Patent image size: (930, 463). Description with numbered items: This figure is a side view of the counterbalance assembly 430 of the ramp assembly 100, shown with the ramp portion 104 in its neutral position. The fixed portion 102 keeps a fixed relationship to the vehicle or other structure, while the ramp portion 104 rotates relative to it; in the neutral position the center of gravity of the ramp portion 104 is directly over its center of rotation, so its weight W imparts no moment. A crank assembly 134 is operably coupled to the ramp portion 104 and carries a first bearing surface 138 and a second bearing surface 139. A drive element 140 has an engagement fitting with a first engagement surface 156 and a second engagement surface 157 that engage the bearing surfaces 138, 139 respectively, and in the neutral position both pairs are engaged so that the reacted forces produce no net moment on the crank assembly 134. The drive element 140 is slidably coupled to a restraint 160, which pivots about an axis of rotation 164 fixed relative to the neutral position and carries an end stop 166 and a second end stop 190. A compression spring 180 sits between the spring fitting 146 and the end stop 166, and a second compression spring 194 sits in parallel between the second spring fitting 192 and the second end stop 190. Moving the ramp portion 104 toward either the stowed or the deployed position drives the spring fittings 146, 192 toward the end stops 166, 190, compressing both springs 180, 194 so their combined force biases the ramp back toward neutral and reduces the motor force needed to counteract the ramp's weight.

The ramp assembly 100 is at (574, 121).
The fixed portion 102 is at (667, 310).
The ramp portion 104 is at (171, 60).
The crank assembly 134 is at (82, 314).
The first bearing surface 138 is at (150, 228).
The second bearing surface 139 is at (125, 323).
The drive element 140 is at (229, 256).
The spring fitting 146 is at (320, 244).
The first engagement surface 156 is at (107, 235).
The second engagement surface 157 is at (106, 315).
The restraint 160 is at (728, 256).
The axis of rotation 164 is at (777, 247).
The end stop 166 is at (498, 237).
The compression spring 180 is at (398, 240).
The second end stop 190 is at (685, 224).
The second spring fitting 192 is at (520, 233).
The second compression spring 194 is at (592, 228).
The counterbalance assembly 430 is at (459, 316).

+---+

● OBJECTIVE:
Write out the material again, substituting "elevation view" for "side view" and leaving everything else unchanged.

● SOLUTION TO THIS EXERCISE:
Patent image size: (930, 463). Description with numbered items: This figure is a elevation view of the counterbalance assembly 430 of the ramp assembly 100, shown with the ramp portion 104 in its neutral position. The fixed portion 102 keeps a fixed relationship to the vehicle or other structure, while the ramp portion 104 rotates relative to it; in the neutral position the center of gravity of the ramp portion 104 is directly over its center of rotation, so its weight W imparts no moment. A crank assembly 134 is operably coupled to the ramp portion 104 and carries a first bearing surface 138 and a second bearing surface 139. A drive element 140 has an engagement fitting with a first engagement surface 156 and a second engagement surface 157 that engage the bearing surfaces 138, 139 respectively, and in the neutral position both pairs are engaged so that the reacted forces produce no net moment on the crank assembly 134. The drive element 140 is slidably coupled to a restraint 160, which pivots about an axis of rotation 164 fixed relative to the neutral position and carries an end stop 166 and a second end stop 190. A compression spring 180 sits between the spring fitting 146 and the end stop 166, and a second compression spring 194 sits in parallel between the second spring fitting 192 and the second end stop 190. Moving the ramp portion 104 toward either the stowed or the deployed position drives the spring fittings 146, 192 toward the end stops 166, 190, compressing both springs 180, 194 so their combined force biases the ramp back toward neutral and reduces the motor force needed to counteract the ramp's weight.

The ramp assembly 100 is at (574, 121).
The fixed portion 102 is at (667, 310).
The ramp portion 104 is at (171, 60).
The crank assembly 134 is at (82, 314).
The first bearing surface 138 is at (150, 228).
The second bearing surface 139 is at (125, 323).
The drive element 140 is at (229, 256).
The spring fitting 146 is at (320, 244).
The first engagement surface 156 is at (107, 235).
The second engagement surface 157 is at (106, 315).
The restraint 160 is at (728, 256).
The axis of rotation 164 is at (777, 247).
The end stop 166 is at (498, 237).
The compression spring 180 is at (398, 240).
The second end stop 190 is at (685, 224).
The second spring fitting 192 is at (520, 233).
The second compression spring 194 is at (592, 228).
The counterbalance assembly 430 is at (459, 316).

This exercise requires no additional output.